Collected data
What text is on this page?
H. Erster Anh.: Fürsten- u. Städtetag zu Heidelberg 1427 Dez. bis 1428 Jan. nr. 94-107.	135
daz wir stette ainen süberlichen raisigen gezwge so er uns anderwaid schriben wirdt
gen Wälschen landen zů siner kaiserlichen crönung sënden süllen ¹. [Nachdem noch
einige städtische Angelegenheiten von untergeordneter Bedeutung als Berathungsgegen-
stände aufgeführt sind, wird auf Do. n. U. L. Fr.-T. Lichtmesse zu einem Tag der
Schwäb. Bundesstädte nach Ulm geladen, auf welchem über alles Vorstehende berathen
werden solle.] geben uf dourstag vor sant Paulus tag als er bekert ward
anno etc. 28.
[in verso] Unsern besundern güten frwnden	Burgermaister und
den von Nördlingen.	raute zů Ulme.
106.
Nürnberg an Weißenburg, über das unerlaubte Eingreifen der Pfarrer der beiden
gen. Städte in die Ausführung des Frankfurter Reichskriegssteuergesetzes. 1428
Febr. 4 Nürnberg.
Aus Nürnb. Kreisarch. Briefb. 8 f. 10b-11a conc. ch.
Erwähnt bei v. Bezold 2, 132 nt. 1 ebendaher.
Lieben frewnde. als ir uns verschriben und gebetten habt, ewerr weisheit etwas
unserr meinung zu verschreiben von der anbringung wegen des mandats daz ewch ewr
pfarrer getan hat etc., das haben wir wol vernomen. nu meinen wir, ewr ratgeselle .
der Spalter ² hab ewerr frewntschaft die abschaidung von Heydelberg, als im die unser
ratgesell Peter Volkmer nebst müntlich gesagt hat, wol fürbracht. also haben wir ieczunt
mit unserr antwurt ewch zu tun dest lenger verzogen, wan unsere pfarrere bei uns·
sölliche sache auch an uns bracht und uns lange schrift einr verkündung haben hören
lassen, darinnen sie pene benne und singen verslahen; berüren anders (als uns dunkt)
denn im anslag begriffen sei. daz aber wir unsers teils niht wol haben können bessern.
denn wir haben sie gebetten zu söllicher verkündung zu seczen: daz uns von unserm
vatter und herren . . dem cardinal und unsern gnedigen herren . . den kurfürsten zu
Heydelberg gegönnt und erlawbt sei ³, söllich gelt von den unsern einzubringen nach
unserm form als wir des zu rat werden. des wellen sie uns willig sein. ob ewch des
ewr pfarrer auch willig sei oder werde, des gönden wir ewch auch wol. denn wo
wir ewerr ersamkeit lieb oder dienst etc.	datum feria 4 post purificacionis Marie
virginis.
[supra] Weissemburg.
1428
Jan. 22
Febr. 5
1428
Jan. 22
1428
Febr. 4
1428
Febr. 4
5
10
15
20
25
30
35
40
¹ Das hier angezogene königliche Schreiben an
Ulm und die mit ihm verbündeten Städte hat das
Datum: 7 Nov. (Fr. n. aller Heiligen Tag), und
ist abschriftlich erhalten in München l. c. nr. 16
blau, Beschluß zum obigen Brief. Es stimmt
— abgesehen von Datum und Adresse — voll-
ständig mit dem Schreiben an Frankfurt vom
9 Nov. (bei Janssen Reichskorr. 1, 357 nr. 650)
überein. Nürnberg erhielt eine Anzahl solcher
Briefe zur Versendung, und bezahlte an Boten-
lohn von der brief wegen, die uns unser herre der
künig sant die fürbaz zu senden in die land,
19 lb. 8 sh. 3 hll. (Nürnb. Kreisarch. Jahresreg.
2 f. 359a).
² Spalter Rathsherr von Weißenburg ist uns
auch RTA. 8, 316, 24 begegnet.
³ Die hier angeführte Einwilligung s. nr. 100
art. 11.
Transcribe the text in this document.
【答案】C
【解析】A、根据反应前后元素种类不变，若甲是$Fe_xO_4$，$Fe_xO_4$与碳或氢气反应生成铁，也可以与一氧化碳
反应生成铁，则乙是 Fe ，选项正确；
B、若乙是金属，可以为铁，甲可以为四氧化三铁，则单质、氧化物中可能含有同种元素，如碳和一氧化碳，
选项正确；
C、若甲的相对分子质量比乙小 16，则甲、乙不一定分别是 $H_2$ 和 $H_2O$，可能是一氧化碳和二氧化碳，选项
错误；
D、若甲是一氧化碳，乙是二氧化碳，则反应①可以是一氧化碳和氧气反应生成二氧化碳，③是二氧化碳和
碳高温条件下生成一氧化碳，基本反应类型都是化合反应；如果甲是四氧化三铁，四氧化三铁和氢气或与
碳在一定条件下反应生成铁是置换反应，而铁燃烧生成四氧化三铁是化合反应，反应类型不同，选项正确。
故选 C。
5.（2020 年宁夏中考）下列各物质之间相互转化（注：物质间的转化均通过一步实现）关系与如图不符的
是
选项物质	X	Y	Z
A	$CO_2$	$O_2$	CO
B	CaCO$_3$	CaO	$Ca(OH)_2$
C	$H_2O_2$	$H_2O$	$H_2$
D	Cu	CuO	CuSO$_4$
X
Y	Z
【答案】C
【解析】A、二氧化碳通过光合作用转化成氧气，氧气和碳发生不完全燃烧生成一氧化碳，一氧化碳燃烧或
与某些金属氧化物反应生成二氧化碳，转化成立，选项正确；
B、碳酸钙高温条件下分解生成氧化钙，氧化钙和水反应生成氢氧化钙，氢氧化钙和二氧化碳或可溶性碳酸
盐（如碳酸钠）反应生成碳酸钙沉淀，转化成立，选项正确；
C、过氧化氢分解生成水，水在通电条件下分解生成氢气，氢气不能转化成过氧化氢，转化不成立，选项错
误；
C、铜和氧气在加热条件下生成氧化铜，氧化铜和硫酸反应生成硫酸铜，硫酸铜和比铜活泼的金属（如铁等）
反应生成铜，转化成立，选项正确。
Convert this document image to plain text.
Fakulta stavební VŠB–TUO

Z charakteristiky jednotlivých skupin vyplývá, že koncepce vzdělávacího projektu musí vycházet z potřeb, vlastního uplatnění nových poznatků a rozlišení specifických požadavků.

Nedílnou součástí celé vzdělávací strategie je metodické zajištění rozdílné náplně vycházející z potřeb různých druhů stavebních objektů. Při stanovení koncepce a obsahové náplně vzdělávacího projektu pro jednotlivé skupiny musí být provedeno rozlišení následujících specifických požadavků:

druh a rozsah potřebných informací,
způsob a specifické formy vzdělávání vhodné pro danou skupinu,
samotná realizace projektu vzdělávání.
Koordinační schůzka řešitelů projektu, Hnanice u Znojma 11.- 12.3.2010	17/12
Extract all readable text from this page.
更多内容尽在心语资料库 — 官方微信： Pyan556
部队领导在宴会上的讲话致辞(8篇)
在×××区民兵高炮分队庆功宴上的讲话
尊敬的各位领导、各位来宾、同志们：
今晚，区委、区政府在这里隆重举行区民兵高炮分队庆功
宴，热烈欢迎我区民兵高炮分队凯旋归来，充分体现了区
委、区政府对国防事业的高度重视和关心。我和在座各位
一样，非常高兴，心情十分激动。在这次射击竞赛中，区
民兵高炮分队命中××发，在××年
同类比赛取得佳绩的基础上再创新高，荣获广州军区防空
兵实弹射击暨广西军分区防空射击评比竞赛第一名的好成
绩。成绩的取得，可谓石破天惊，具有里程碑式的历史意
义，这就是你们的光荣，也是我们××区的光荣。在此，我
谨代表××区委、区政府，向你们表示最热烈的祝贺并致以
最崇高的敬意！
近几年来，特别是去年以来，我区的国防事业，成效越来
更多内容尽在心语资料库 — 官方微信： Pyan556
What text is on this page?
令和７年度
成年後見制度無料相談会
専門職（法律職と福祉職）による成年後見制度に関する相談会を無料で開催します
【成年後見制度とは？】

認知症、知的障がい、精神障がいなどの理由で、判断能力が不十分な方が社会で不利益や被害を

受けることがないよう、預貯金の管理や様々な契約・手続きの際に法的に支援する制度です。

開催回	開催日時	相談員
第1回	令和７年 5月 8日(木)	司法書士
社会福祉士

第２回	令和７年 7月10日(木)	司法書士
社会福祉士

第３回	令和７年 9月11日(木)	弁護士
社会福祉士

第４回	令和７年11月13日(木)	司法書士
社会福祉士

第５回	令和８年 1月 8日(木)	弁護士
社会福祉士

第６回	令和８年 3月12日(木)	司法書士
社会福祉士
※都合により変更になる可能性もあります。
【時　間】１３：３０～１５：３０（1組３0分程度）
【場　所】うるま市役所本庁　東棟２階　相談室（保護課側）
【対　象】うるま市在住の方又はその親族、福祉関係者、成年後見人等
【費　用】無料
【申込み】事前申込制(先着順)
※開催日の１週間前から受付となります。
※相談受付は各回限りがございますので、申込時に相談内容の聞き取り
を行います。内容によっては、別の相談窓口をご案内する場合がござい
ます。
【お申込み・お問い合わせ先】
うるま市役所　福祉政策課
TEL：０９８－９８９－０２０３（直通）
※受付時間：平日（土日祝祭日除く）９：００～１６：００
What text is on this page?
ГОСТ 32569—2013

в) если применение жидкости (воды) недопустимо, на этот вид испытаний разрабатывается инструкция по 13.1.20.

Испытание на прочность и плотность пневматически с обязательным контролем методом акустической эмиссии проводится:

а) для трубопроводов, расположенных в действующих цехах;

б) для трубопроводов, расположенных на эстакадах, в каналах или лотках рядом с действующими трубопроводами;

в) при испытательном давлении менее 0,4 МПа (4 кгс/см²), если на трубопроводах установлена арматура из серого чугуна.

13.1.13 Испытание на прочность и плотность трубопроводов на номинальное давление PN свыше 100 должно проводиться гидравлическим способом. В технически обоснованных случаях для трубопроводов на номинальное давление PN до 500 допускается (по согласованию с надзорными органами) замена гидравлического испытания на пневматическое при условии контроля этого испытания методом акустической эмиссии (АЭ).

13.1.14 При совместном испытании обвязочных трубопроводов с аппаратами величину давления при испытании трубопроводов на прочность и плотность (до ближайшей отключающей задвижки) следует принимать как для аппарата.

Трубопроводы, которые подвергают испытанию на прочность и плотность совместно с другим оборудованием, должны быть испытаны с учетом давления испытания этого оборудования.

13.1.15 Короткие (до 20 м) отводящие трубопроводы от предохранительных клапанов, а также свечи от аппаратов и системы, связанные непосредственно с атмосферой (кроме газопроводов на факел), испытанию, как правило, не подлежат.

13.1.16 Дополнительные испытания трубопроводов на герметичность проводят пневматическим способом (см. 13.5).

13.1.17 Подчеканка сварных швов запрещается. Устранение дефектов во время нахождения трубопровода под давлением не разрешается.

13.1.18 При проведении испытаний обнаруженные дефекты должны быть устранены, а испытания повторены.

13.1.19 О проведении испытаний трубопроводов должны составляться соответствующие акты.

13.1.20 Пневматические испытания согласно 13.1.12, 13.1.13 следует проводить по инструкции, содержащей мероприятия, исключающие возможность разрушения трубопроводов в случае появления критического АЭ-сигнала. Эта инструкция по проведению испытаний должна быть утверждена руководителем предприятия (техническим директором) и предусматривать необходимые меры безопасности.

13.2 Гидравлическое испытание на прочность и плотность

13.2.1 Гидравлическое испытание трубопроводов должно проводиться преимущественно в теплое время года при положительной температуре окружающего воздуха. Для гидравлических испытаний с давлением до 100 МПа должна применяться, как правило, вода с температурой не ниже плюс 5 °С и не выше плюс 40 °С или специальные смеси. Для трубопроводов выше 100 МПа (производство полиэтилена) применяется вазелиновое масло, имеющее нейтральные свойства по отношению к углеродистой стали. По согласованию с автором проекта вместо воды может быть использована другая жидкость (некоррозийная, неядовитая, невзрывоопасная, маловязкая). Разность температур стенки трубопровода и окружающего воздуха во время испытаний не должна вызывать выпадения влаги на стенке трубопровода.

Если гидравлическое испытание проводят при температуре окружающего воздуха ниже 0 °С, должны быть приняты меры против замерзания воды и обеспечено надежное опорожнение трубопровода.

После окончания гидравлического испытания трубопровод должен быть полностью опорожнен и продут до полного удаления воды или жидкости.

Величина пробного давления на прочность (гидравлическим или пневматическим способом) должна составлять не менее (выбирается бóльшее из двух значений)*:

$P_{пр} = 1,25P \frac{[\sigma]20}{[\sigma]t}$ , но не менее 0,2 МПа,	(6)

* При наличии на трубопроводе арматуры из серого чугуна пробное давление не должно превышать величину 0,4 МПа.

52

• _Exercise_:
From the entries above, collect every line with the string "rozlišení" in it.

• _Answer for the task_:
Z charakteristiky jednotlivých skupin vyplývá, že koncepce vzdělávacího projektu musí vycházet z potřeb, vlastního uplatnění nových poznatků a rozlišení specifických požadavků.
Nedílnou součástí celé vzdělávací strategie je metodické zajištění rozdílné náplně vycházející z potřeb různých druhů stavebních objektů. Při stanovení koncepce a obsahové náplně vzdělávacího projektu pro jednotlivé skupiny musí být provedeno rozlišení následujících specifických požadavků:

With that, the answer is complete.